• **Written problem**:
Assemble all lines in which the string "Definir" appears.

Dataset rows

┌──

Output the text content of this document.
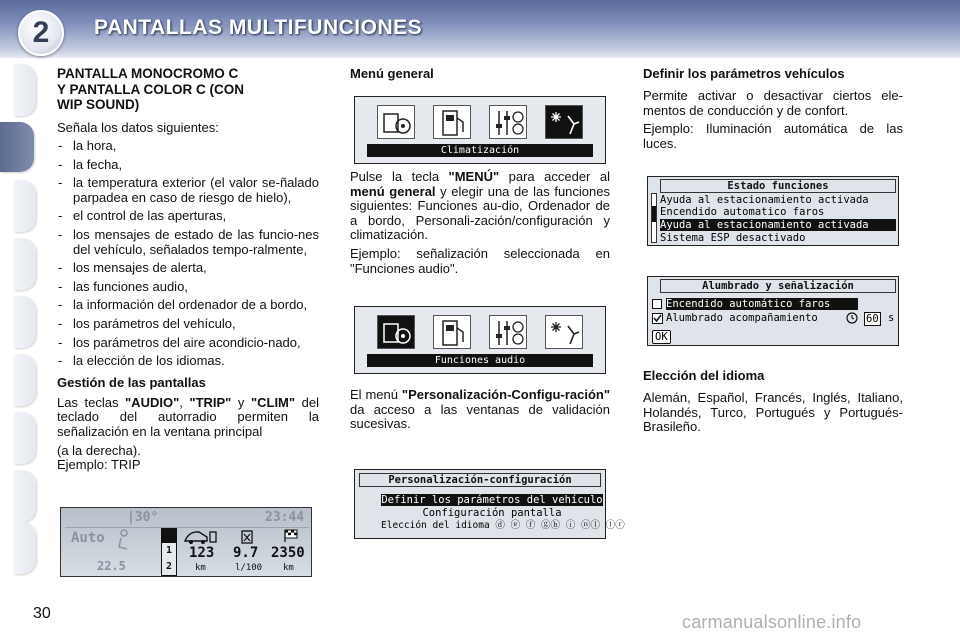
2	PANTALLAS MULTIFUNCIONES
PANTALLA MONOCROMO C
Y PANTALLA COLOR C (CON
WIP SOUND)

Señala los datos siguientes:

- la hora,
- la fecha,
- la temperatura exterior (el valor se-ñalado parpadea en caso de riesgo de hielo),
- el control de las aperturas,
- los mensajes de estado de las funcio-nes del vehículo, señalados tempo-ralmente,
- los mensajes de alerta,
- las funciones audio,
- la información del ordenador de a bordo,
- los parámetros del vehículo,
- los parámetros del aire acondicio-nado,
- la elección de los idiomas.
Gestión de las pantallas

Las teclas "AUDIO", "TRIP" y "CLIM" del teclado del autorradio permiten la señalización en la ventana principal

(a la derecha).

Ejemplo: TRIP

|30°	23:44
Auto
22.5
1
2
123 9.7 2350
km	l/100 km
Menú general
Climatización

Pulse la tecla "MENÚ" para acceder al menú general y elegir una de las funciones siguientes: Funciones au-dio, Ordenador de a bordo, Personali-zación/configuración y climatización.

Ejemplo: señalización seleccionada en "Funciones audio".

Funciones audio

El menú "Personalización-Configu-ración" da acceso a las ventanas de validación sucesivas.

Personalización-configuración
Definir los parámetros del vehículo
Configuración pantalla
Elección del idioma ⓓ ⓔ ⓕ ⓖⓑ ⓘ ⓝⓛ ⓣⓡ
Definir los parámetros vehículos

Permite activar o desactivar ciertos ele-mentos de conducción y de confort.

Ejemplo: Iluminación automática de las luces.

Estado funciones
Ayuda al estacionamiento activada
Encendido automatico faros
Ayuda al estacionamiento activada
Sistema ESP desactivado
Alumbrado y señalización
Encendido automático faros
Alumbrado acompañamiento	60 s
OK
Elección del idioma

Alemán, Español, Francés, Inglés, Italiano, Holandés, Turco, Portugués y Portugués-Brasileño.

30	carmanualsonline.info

└──
┌──

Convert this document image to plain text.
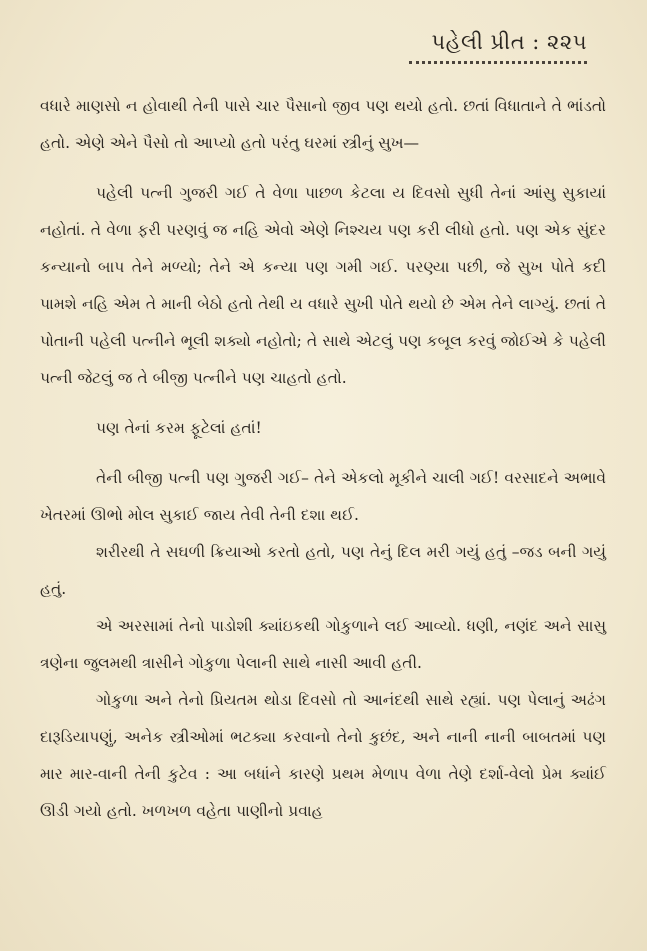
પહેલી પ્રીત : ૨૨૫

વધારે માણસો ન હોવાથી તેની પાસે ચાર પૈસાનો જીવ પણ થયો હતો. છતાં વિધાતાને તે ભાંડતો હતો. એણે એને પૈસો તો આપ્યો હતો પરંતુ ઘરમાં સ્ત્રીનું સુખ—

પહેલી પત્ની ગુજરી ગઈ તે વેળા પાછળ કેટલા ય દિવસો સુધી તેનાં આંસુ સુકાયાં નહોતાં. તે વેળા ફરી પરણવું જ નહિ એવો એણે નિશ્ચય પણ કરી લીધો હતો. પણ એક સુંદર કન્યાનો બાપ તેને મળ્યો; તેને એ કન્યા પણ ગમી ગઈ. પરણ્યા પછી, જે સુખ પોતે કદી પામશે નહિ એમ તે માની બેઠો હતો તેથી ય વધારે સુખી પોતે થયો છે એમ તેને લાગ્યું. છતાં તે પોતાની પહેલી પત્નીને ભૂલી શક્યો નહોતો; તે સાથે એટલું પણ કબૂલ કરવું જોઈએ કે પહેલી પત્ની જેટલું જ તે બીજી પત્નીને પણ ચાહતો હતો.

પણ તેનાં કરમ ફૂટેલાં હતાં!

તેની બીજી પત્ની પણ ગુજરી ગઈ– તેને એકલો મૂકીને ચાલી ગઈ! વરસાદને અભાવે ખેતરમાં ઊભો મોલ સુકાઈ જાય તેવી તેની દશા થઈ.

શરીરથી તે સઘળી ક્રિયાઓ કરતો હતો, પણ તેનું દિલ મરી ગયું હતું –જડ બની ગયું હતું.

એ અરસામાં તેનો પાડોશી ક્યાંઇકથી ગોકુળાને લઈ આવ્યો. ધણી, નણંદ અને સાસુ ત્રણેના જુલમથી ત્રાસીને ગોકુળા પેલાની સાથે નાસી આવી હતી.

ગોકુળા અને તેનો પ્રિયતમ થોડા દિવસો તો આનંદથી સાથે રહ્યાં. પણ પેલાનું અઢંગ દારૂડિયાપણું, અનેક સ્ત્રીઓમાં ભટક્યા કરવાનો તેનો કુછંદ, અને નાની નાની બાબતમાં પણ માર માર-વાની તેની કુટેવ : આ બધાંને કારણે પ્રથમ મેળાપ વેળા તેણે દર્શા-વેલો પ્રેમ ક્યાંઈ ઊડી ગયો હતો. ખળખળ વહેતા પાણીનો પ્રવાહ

└──
┌──

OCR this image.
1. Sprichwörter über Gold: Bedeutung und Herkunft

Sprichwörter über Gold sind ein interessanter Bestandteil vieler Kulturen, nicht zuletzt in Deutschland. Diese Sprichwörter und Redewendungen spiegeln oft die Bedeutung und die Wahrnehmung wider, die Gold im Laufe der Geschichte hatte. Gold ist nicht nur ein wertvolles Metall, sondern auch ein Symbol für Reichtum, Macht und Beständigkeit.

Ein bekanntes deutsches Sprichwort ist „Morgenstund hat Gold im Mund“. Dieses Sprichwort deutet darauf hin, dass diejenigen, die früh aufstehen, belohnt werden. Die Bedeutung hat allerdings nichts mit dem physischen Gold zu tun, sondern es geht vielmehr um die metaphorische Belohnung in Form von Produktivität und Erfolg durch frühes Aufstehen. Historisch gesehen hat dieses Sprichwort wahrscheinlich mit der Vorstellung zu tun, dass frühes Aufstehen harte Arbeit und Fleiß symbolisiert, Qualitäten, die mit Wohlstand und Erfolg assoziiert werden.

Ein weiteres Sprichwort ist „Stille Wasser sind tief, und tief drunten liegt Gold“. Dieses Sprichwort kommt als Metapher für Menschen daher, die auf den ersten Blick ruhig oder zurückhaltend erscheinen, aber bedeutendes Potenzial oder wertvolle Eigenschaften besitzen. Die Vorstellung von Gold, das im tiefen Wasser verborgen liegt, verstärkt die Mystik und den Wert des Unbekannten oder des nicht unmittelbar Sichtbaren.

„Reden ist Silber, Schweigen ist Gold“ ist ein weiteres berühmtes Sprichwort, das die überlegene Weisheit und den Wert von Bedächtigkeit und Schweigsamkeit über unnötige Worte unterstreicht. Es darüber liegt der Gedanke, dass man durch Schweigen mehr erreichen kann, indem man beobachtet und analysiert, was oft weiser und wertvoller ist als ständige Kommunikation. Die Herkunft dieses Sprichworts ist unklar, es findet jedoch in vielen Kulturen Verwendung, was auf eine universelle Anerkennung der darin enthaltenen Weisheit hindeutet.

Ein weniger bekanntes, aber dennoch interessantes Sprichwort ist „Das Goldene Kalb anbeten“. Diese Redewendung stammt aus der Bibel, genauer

└──

• **Answer to this problem**:
Definir los parámetros del vehículo
Definir los parámetros vehículos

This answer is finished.